## Task instructions
Send each entry back exactly as given, pictures excluded.

** START Stored records **

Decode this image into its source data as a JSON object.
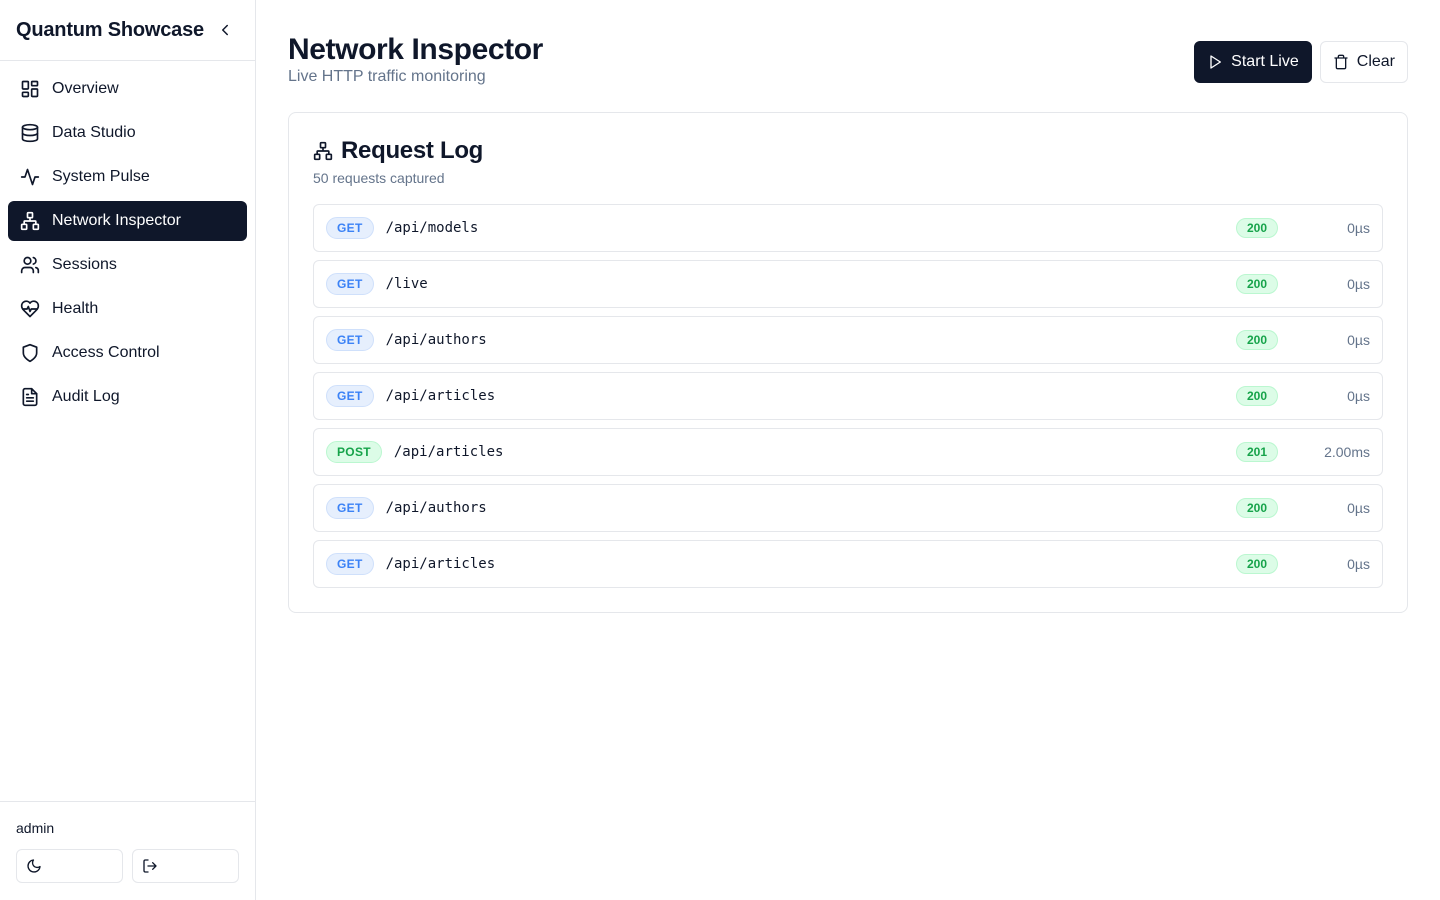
{
  "sidebar": {
    "brand": "Quantum Showcase",
    "items": [
      {
        "label": "Overview",
        "icon": "layout-dashboard-icon",
        "active": false
      },
      {
        "label": "Data Studio",
        "icon": "database-icon",
        "active": false
      },
      {
        "label": "System Pulse",
        "icon": "activity-icon",
        "active": false
      },
      {
        "label": "Network Inspector",
        "icon": "network-icon",
        "active": true
      },
      {
        "label": "Sessions",
        "icon": "users-icon",
        "active": false
      },
      {
        "label": "Health",
        "icon": "heart-pulse-icon",
        "active": false
      },
      {
        "label": "Access Control",
        "icon": "shield-icon",
        "active": false
      },
      {
        "label": "Audit Log",
        "icon": "file-text-icon",
        "active": false
      }
    ],
    "footer": {
      "user": "admin"
    }
  },
  "header": {
    "title": "Network Inspector",
    "subtitle": "Live HTTP traffic monitoring",
    "start_label": "Start Live",
    "clear_label": "Clear"
  },
  "card": {
    "title": "Request Log",
    "subtitle": "50 requests captured",
    "requests": [
      {
        "method": "GET",
        "path": "/api/models",
        "status": "200",
        "duration": "0µs"
      },
      {
        "method": "GET",
        "path": "/live",
        "status": "200",
        "duration": "0µs"
      },
      {
        "method": "GET",
        "path": "/api/authors",
        "status": "200",
        "duration": "0µs"
      },
      {
        "method": "GET",
        "path": "/api/articles",
        "status": "200",
        "duration": "0µs"
      },
      {
        "method": "POST",
        "path": "/api/articles",
        "status": "201",
        "duration": "2.00ms"
      },
      {
        "method": "GET",
        "path": "/api/authors",
        "status": "200",
        "duration": "0µs"
      },
      {
        "method": "GET",
        "path": "/api/articles",
        "status": "200",
        "duration": "0µs"
      }
    ]
  },
  "colors": {
    "primary": "#0f172a",
    "muted": "#64748b",
    "border": "#e5e7eb",
    "get": "#3b82f6",
    "success": "#16a34a"
  }
}
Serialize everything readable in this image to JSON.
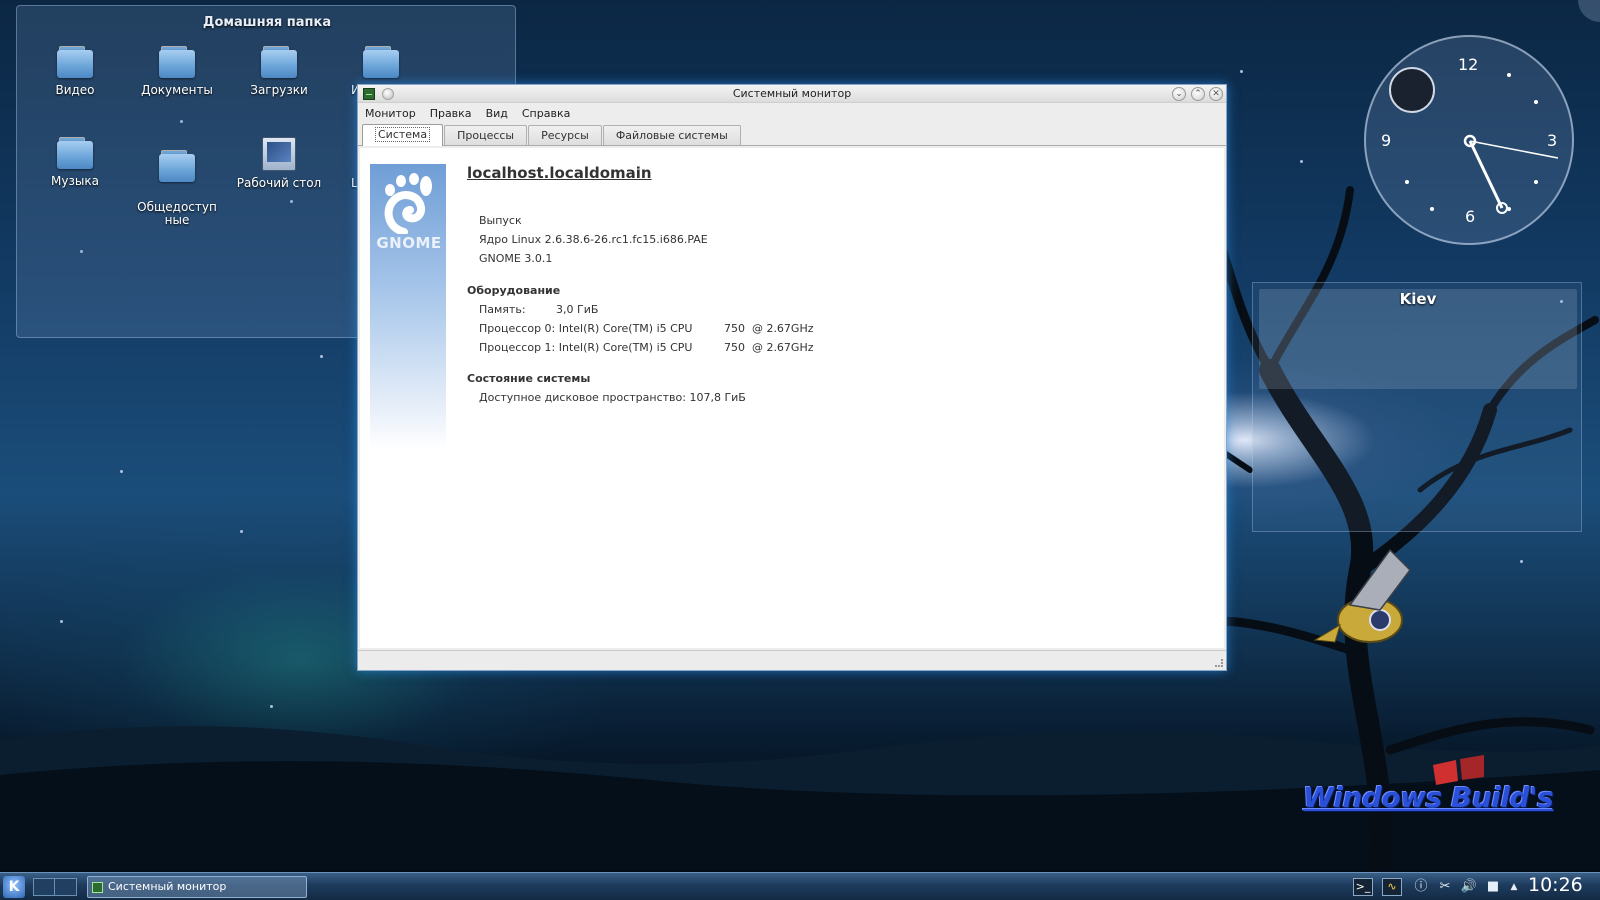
{
  "desktop": {
    "folderview": {
      "title": "Домашняя папка",
      "items": [
        {
          "label": "Видео"
        },
        {
          "label": "Документы"
        },
        {
          "label": "Загрузки"
        },
        {
          "label": "Из"
        },
        {
          "label": "Музыка"
        },
        {
          "label": "Общедоступ\nные"
        },
        {
          "label": "Рабочий стол"
        },
        {
          "label": "L"
        }
      ]
    },
    "clock": {
      "n12": "12",
      "n3": "3",
      "n6": "6",
      "n9": "9"
    },
    "weather": {
      "city": "Kiev"
    },
    "watermark": {
      "text": "Windows Build's"
    }
  },
  "window": {
    "title": "Системный монитор",
    "menu": [
      "Монитор",
      "Правка",
      "Вид",
      "Справка"
    ],
    "tabs": [
      "Система",
      "Процессы",
      "Ресурсы",
      "Файловые системы"
    ],
    "active_tab": "Система",
    "system": {
      "hostname": "localhost.localdomain",
      "logo_text": "GNOME",
      "release_label": "Выпуск",
      "kernel": "Ядро Linux 2.6.38.6-26.rc1.fc15.i686.PAE",
      "gnome_version": "GNOME 3.0.1",
      "hardware_heading": "Оборудование",
      "memory_label": "Память:",
      "memory_value": "3,0 ГиБ",
      "cpu0": "Процессор 0: Intel(R) Core(TM) i5 CPU         750  @ 2.67GHz",
      "cpu1": "Процессор 1: Intel(R) Core(TM) i5 CPU         750  @ 2.67GHz",
      "status_heading": "Состояние системы",
      "disk": "Доступное дисковое пространство: 107,8 ГиБ"
    }
  },
  "taskbar": {
    "k_label": "K",
    "task_label": "Системный монитор",
    "clock": "10:26"
  },
  "colors": {
    "accent": "#2f67b4",
    "window_glow": "#288ce6",
    "watermark": "#2a50d8"
  }
}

** END Stored records **

## Reply to the task
Decode this image into its source data as a JSON object.
{
  "sidebar": {
    "brand": "Quantum Showcase",
    "items": [
      {
        "label": "Overview",
        "icon": "layout-dashboard-icon",
        "active": false
      },
      {
        "label": "Data Studio",
        "icon": "database-icon",
        "active": false
      },
      {
        "label": "System Pulse",
        "icon": "activity-icon",
        "active": false
      },
      {
        "label": "Network Inspector",
        "icon": "network-icon",
        "active": true
      },
      {
        "label": "Sessions",
        "icon": "users-icon",
        "active": false
      },
      {
        "label": "Health",
        "icon": "heart-pulse-icon",
        "active": false
      },
      {
        "label": "Access Control",
        "icon": "shield-icon",
        "active": false
      },
      {
        "label": "Audit Log",
        "icon": "file-text-icon",
        "active": false
      }
    ],
    "footer": {
      "user": "admin"
    }
  },
  "header": {
    "title": "Network Inspector",
    "subtitle": "Live HTTP traffic monitoring",
    "start_label": "Start Live",
    "clear_label": "Clear"
  },
  "card": {
    "title": "Request Log",
    "subtitle": "50 requests captured",
    "requests": [
      {
        "method": "GET",
        "path": "/api/models",
        "status": "200",
        "duration": "0µs"
      },
      {
        "method": "GET",
        "path": "/live",
        "status": "200",
        "duration": "0µs"
      },
      {
        "method": "GET",
        "path": "/api/authors",
        "status": "200",
        "duration": "0µs"
      },
      {
        "method": "GET",
        "path": "/api/articles",
        "status": "200",
        "duration": "0µs"
      },
      {
        "method": "POST",
        "path": "/api/articles",
        "status": "201",
        "duration": "2.00ms"
      },
      {
        "method": "GET",
        "path": "/api/authors",
        "status": "200",
        "duration": "0µs"
      },
      {
        "method": "GET",
        "path": "/api/articles",
        "status": "200",
        "duration": "0µs"
      }
    ]
  },
  "colors": {
    "primary": "#0f172a",
    "muted": "#64748b",
    "border": "#e5e7eb",
    "get": "#3b82f6",
    "success": "#16a34a"
  }
}
Serialize everything readable in this image to JSON.
{
  "desktop": {
    "folderview": {
      "title": "Домашняя папка",
      "items": [
        {
          "label": "Видео"
        },
        {
          "label": "Документы"
        },
        {
          "label": "Загрузки"
        },
        {
          "label": "Из"
        },
        {
          "label": "Музыка"
        },
        {
          "label": "Общедоступ\nные"
        },
        {
          "label": "Рабочий стол"
        },
        {
          "label": "L"
        }
      ]
    },
    "clock": {
      "n12": "12",
      "n3": "3",
      "n6": "6",
      "n9": "9"
    },
    "weather": {
      "city": "Kiev"
    },
    "watermark": {
      "text": "Windows Build's"
    }
  },
  "window": {
    "title": "Системный монитор",
    "menu": [
      "Монитор",
      "Правка",
      "Вид",
      "Справка"
    ],
    "tabs": [
      "Система",
      "Процессы",
      "Ресурсы",
      "Файловые системы"
    ],
    "active_tab": "Система",
    "system": {
      "hostname": "localhost.localdomain",
      "logo_text": "GNOME",
      "release_label": "Выпуск",
      "kernel": "Ядро Linux 2.6.38.6-26.rc1.fc15.i686.PAE",
      "gnome_version": "GNOME 3.0.1",
      "hardware_heading": "Оборудование",
      "memory_label": "Память:",
      "memory_value": "3,0 ГиБ",
      "cpu0": "Процессор 0: Intel(R) Core(TM) i5 CPU         750  @ 2.67GHz",
      "cpu1": "Процессор 1: Intel(R) Core(TM) i5 CPU         750  @ 2.67GHz",
      "status_heading": "Состояние системы",
      "disk": "Доступное дисковое пространство: 107,8 ГиБ"
    }
  },
  "taskbar": {
    "k_label": "K",
    "task_label": "Системный монитор",
    "clock": "10:26"
  },
  "colors": {
    "accent": "#2f67b4",
    "window_glow": "#288ce6",
    "watermark": "#2a50d8"
  }
}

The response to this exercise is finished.